● **Work to do**
In the listing below, locate the lines that hold "from" and copy them.

============

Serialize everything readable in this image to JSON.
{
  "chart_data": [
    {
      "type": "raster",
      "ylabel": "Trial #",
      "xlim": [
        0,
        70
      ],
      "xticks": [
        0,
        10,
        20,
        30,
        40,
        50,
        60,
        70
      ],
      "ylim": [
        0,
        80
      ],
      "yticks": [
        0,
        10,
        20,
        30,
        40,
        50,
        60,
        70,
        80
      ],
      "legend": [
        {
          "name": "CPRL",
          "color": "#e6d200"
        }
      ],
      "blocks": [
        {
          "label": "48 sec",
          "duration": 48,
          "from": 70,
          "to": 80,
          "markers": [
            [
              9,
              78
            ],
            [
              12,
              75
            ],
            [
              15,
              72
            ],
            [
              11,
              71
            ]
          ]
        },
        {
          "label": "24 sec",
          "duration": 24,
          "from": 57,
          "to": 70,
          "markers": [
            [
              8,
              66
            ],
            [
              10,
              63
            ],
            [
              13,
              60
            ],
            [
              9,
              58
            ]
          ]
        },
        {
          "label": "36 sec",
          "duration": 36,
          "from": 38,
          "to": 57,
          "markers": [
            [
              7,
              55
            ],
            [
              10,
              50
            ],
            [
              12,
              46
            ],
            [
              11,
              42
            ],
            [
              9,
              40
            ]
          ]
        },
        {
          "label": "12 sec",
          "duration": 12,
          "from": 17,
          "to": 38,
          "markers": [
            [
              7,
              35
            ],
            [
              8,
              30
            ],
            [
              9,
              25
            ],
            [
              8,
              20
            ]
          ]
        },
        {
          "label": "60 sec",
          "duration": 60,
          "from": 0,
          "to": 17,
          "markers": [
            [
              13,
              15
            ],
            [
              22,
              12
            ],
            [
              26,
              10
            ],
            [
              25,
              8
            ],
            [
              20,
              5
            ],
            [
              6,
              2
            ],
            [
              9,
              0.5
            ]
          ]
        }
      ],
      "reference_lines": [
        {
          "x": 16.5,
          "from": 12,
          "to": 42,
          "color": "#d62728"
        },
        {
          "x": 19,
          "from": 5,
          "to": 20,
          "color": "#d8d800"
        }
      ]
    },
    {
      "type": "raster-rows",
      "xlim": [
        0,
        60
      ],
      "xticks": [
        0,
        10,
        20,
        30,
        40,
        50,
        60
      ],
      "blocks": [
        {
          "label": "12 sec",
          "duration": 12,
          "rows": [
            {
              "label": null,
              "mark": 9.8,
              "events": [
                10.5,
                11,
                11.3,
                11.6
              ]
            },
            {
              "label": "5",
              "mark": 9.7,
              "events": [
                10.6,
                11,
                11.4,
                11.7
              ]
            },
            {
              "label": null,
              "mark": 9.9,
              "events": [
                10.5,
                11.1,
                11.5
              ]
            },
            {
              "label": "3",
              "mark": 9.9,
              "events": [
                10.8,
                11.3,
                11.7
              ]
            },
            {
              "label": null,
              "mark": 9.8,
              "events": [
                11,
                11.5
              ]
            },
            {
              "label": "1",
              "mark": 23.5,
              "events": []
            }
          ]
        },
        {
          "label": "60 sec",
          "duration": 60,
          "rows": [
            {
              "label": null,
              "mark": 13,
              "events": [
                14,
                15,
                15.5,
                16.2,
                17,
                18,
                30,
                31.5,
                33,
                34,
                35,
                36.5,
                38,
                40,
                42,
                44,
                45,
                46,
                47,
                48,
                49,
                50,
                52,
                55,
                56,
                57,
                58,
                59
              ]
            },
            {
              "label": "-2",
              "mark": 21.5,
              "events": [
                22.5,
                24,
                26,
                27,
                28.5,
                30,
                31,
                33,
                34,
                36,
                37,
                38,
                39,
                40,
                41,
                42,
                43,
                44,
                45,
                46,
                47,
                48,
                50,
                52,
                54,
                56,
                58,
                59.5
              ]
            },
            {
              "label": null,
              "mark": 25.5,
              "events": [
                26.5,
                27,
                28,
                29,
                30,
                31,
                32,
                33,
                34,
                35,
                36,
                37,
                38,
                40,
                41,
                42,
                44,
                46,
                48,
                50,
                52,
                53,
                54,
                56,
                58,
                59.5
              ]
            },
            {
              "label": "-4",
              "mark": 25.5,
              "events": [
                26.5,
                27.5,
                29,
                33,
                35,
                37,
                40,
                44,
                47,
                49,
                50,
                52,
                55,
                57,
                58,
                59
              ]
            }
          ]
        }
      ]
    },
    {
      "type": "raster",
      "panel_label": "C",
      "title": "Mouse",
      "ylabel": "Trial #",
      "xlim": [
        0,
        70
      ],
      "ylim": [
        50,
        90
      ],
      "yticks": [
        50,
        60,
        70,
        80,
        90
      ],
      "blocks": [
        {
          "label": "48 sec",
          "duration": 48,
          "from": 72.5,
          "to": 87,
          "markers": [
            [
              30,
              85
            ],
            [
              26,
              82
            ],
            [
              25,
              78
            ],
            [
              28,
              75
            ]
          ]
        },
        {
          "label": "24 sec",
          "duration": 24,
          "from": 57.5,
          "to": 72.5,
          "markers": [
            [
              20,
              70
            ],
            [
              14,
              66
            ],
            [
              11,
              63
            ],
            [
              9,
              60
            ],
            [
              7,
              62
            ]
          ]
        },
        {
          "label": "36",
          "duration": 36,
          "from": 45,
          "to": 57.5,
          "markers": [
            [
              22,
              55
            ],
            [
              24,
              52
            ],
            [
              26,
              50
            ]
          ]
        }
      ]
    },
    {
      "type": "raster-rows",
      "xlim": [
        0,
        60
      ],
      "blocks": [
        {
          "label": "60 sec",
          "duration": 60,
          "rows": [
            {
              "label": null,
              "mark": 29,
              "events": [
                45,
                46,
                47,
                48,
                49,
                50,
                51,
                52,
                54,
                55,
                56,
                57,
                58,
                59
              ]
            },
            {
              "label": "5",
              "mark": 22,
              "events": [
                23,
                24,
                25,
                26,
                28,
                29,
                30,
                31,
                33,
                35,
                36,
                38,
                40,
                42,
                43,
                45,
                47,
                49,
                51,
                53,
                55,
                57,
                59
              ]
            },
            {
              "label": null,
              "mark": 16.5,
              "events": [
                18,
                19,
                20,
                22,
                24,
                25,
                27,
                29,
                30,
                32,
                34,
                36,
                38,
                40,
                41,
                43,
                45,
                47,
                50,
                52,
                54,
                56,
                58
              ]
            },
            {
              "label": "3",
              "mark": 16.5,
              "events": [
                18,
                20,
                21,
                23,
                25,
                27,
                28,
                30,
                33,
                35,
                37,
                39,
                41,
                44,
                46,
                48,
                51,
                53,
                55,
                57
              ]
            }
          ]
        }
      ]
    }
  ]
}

============

● **The reply**
          "from": 70,
          "from": 57,
          "from": 38,
          "from": 17,
          "from": 0,
          "from": 12,
          "from": 5,
          "from": 72.5,
          "from": 57.5,
          "from": 45,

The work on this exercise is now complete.